* Begin *

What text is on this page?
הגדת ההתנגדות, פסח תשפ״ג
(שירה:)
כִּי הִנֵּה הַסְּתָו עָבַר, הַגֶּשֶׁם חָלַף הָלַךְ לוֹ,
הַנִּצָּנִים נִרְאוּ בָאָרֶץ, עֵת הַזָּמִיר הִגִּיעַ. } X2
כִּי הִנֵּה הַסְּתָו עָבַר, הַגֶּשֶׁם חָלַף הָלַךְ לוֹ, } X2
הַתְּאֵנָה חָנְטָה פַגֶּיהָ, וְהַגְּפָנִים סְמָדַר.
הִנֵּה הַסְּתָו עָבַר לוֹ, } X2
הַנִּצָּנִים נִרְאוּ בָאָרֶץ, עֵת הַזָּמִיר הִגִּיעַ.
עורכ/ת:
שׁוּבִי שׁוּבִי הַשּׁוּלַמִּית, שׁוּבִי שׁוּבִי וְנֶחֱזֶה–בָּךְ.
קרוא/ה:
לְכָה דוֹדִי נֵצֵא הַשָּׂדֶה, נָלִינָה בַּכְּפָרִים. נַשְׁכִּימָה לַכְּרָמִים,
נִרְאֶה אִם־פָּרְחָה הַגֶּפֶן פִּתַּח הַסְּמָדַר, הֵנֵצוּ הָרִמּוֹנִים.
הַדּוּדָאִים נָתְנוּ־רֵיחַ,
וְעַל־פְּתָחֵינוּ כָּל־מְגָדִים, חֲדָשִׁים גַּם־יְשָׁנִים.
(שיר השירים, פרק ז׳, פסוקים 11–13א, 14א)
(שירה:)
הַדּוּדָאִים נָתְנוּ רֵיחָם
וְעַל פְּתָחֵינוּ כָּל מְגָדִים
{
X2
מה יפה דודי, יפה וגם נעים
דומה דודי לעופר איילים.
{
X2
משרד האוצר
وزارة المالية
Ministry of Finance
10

* End *

Check every line of the entries above for the word "דודי" and report how many lines contain it, giving the number only.

#### The output:
2